§ DATASET EXCERPTS
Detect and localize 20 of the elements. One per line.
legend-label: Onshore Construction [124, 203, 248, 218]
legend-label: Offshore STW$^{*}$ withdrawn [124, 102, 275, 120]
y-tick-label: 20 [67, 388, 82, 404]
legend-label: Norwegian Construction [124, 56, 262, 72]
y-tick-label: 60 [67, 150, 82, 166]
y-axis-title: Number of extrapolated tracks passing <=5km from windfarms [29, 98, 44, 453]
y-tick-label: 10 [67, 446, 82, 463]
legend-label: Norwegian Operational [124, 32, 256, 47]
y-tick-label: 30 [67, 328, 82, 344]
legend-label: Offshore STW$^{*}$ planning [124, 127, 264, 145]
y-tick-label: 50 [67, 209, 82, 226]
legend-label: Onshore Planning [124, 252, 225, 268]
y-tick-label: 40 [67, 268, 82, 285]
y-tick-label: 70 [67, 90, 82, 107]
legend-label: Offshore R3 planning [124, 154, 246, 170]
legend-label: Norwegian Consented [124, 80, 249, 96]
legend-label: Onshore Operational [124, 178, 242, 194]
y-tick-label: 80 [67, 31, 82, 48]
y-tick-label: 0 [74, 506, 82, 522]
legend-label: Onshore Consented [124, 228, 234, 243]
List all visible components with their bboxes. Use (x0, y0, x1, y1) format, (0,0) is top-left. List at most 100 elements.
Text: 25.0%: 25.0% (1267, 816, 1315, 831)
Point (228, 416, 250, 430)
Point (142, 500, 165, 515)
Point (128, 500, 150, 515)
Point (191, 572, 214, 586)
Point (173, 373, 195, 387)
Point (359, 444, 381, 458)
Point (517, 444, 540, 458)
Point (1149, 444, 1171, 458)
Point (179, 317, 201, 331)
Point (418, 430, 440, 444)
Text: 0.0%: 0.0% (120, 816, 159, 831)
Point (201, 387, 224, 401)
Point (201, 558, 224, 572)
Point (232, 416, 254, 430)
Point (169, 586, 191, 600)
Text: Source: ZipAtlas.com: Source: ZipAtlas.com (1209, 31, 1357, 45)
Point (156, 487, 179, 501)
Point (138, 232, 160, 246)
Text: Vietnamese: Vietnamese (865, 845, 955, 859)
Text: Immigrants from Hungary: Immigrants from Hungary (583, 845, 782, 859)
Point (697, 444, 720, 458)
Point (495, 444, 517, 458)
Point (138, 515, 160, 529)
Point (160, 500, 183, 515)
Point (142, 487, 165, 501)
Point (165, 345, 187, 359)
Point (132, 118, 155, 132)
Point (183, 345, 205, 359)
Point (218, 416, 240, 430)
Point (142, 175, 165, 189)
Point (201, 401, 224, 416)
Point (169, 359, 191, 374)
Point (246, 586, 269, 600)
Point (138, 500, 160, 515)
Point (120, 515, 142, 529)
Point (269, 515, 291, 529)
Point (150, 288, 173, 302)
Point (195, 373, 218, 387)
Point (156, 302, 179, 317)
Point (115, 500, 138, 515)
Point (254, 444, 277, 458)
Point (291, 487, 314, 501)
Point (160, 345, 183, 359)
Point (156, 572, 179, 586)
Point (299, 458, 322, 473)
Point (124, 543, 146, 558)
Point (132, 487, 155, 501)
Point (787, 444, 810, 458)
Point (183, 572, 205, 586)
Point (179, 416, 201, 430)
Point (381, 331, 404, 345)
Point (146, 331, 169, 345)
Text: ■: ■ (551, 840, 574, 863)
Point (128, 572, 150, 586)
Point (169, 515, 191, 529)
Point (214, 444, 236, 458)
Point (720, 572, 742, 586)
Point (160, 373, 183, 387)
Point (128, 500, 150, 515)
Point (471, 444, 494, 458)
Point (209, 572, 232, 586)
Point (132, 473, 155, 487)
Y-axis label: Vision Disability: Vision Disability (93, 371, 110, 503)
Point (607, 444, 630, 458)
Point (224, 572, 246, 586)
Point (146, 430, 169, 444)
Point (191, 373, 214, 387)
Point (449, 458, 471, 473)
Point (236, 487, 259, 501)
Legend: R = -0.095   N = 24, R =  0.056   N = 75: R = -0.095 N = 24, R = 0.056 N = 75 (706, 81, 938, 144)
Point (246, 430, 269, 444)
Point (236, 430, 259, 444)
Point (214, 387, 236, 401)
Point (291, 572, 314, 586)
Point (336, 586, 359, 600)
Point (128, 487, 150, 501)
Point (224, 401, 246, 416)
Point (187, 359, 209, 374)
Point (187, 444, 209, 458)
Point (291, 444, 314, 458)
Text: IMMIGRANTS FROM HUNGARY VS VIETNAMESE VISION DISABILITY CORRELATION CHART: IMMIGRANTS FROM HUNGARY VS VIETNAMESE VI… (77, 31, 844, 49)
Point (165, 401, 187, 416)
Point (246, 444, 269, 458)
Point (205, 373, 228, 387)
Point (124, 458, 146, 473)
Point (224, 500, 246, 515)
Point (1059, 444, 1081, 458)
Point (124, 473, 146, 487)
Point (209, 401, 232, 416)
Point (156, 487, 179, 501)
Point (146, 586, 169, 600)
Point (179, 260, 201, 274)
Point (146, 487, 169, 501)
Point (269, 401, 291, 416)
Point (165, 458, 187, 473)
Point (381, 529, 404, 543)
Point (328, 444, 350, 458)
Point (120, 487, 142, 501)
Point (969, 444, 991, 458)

§ SET EXERCISE
Rewrite the data above, changing every "Onshore" to "Inland" and leaving everything else unchanged.

§ RESPONSE TO THIS EXERCISE
Detect and localize 20 of the elements. One per line.
legend-label: Inland Construction [124, 203, 248, 218]
legend-label: Offshore STW$^{*}$ withdrawn [124, 102, 275, 120]
y-tick-label: 20 [67, 388, 82, 404]
legend-label: Norwegian Construction [124, 56, 262, 72]
y-tick-label: 60 [67, 150, 82, 166]
y-axis-title: Number of extrapolated tracks passing <=5km from windfarms [29, 98, 44, 453]
y-tick-label: 10 [67, 446, 82, 463]
legend-label: Norwegian Operational [124, 32, 256, 47]
y-tick-label: 30 [67, 328, 82, 344]
legend-label: Offshore STW$^{*}$ planning [124, 127, 264, 145]
y-tick-label: 50 [67, 209, 82, 226]
legend-label: Inland Planning [124, 252, 225, 268]
y-tick-label: 40 [67, 268, 82, 285]
y-tick-label: 70 [67, 90, 82, 107]
legend-label: Offshore R3 planning [124, 154, 246, 170]
legend-label: Norwegian Consented [124, 80, 249, 96]
legend-label: Inland Operational [124, 178, 242, 194]
y-tick-label: 80 [67, 31, 82, 48]
y-tick-label: 0 [74, 506, 82, 522]
legend-label: Inland Consented [124, 228, 234, 243]
List all visible components with their bboxes. Use (x0, y0, x1, y1) format, (0,0) is top-left. List at most 100 elements.
Text: 25.0%: 25.0% (1267, 816, 1315, 831)
Point (228, 416, 250, 430)
Point (142, 500, 165, 515)
Point (128, 500, 150, 515)
Point (191, 572, 214, 586)
Point (173, 373, 195, 387)
Point (359, 444, 381, 458)
Point (517, 444, 540, 458)
Point (1149, 444, 1171, 458)
Point (179, 317, 201, 331)
Point (418, 430, 440, 444)
Text: 0.0%: 0.0% (120, 816, 159, 831)
Point (201, 387, 224, 401)
Point (201, 558, 224, 572)
Point (232, 416, 254, 430)
Point (169, 586, 191, 600)
Text: Source: ZipAtlas.com: Source: ZipAtlas.com (1209, 31, 1357, 45)
Point (156, 487, 179, 501)
Point (138, 232, 160, 246)
Text: Vietnamese: Vietnamese (865, 845, 955, 859)
Text: Immigrants from Hungary: Immigrants from Hungary (583, 845, 782, 859)
Point (697, 444, 720, 458)
Point (495, 444, 517, 458)
Point (138, 515, 160, 529)
Point (160, 500, 183, 515)
Point (142, 487, 165, 501)
Point (165, 345, 187, 359)
Point (132, 118, 155, 132)
Point (183, 345, 205, 359)
Point (218, 416, 240, 430)
Point (142, 175, 165, 189)
Point (201, 401, 224, 416)
Point (169, 359, 191, 374)
Point (246, 586, 269, 600)
Point (138, 500, 160, 515)
Point (120, 515, 142, 529)
Point (269, 515, 291, 529)
Point (150, 288, 173, 302)
Point (195, 373, 218, 387)
Point (156, 302, 179, 317)
Point (115, 500, 138, 515)
Point (254, 444, 277, 458)
Point (291, 487, 314, 501)
Point (160, 345, 183, 359)
Point (156, 572, 179, 586)
Point (299, 458, 322, 473)
Point (124, 543, 146, 558)
Point (132, 487, 155, 501)
Point (787, 444, 810, 458)
Point (183, 572, 205, 586)
Point (179, 416, 201, 430)
Point (381, 331, 404, 345)
Point (146, 331, 169, 345)
Text: ■: ■ (551, 840, 574, 863)
Point (128, 572, 150, 586)
Point (169, 515, 191, 529)
Point (214, 444, 236, 458)
Point (720, 572, 742, 586)
Point (160, 373, 183, 387)
Point (128, 500, 150, 515)
Point (471, 444, 494, 458)
Point (209, 572, 232, 586)
Point (132, 473, 155, 487)
Y-axis label: Vision Disability: Vision Disability (93, 371, 110, 503)
Point (607, 444, 630, 458)
Point (224, 572, 246, 586)
Point (146, 430, 169, 444)
Point (191, 373, 214, 387)
Point (449, 458, 471, 473)
Point (236, 487, 259, 501)
Legend: R = -0.095   N = 24, R =  0.056   N = 75: R = -0.095 N = 24, R = 0.056 N = 75 (706, 81, 938, 144)
Point (246, 430, 269, 444)
Point (236, 430, 259, 444)
Point (214, 387, 236, 401)
Point (291, 572, 314, 586)
Point (336, 586, 359, 600)
Point (128, 487, 150, 501)
Point (224, 401, 246, 416)
Point (187, 359, 209, 374)
Point (187, 444, 209, 458)
Point (291, 444, 314, 458)
Text: IMMIGRANTS FROM HUNGARY VS VIETNAMESE VISION DISABILITY CORRELATION CHART: IMMIGRANTS FROM HUNGARY VS VIETNAMESE VI… (77, 31, 844, 49)
Point (165, 401, 187, 416)
Point (246, 444, 269, 458)
Point (205, 373, 228, 387)
Point (124, 458, 146, 473)
Point (224, 500, 246, 515)
Point (1059, 444, 1081, 458)
Point (124, 473, 146, 487)
Point (209, 401, 232, 416)
Point (156, 487, 179, 501)
Point (146, 586, 169, 600)
Point (179, 260, 201, 274)
Point (146, 487, 169, 501)
Point (269, 401, 291, 416)
Point (165, 458, 187, 473)
Point (381, 529, 404, 543)
Point (328, 444, 350, 458)
Point (120, 487, 142, 501)
Point (969, 444, 991, 458)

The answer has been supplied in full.